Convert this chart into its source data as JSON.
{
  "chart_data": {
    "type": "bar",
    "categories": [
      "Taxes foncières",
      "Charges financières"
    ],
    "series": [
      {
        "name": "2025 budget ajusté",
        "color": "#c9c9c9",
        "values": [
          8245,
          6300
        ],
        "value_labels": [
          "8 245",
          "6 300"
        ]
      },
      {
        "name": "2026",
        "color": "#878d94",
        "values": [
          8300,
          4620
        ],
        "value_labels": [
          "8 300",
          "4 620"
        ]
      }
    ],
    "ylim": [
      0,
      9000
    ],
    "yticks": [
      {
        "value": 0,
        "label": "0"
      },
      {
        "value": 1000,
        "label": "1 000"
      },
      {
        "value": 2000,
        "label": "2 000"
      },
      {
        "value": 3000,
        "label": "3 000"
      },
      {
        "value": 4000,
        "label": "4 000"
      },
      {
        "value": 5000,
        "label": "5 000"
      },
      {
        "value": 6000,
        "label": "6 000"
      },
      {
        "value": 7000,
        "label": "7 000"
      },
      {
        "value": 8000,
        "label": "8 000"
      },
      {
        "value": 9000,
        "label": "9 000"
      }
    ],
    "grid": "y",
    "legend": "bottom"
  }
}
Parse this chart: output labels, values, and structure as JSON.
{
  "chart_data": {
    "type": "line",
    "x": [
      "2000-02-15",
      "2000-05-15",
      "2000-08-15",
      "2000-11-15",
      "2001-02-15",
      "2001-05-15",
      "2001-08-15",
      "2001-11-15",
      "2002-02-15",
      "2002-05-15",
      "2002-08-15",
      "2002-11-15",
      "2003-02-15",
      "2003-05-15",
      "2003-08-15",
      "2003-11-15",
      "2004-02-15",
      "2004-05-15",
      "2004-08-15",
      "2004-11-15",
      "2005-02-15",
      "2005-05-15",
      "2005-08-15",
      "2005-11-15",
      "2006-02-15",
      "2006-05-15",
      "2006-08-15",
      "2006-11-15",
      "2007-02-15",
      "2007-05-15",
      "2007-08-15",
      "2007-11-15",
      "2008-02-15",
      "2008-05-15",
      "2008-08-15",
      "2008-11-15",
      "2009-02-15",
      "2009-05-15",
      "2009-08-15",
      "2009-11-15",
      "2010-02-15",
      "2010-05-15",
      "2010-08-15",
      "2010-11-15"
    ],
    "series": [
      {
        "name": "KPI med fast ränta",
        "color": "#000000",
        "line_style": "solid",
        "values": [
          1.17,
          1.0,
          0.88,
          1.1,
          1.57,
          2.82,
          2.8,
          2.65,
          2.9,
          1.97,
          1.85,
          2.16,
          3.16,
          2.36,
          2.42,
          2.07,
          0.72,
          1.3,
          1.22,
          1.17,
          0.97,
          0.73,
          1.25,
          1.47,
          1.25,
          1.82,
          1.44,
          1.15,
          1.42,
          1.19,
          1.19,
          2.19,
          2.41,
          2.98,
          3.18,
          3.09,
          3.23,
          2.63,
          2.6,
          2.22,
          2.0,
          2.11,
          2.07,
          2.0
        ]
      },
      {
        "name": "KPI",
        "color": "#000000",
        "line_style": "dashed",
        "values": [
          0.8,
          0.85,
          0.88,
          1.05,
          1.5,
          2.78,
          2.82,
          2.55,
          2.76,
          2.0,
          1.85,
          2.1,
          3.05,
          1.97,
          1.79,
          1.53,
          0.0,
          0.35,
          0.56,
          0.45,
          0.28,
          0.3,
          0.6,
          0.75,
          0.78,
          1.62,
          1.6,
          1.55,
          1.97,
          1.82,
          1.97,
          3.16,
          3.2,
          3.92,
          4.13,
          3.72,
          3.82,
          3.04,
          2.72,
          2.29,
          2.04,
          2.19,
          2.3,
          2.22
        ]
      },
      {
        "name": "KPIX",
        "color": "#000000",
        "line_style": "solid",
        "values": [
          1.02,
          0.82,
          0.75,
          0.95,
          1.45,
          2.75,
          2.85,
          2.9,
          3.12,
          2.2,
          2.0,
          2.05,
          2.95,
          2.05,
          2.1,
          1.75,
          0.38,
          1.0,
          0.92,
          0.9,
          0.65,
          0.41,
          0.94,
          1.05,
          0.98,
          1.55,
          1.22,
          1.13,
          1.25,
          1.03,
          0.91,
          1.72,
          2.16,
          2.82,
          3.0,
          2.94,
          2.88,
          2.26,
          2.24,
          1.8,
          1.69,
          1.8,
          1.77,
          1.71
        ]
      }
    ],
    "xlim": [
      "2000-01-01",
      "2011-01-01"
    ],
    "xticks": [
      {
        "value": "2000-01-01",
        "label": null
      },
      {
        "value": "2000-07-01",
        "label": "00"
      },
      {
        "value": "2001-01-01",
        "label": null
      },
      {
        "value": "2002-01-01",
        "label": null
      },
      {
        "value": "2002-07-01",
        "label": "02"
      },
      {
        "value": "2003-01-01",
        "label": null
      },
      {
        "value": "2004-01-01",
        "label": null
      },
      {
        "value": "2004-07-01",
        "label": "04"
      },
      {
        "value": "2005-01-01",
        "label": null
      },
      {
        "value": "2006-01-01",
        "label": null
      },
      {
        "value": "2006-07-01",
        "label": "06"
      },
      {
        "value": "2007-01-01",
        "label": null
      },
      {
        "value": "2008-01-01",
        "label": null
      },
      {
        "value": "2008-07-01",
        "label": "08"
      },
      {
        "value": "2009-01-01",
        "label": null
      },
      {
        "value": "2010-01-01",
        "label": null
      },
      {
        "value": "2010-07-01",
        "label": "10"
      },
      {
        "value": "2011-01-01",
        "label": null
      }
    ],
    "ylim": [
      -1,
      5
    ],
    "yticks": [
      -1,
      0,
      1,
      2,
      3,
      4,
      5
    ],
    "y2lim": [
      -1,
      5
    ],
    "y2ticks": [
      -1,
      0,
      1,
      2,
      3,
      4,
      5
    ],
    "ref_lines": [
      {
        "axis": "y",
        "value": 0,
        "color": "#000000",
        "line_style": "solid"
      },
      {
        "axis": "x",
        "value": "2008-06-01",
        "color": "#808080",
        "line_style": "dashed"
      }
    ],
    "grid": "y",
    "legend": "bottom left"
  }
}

DIRECTIONS> Only lines with the string "dashed" belong in your answer; copy each one.

THE RESULT>
        "line_style": "dashed",
        "line_style": "dashed"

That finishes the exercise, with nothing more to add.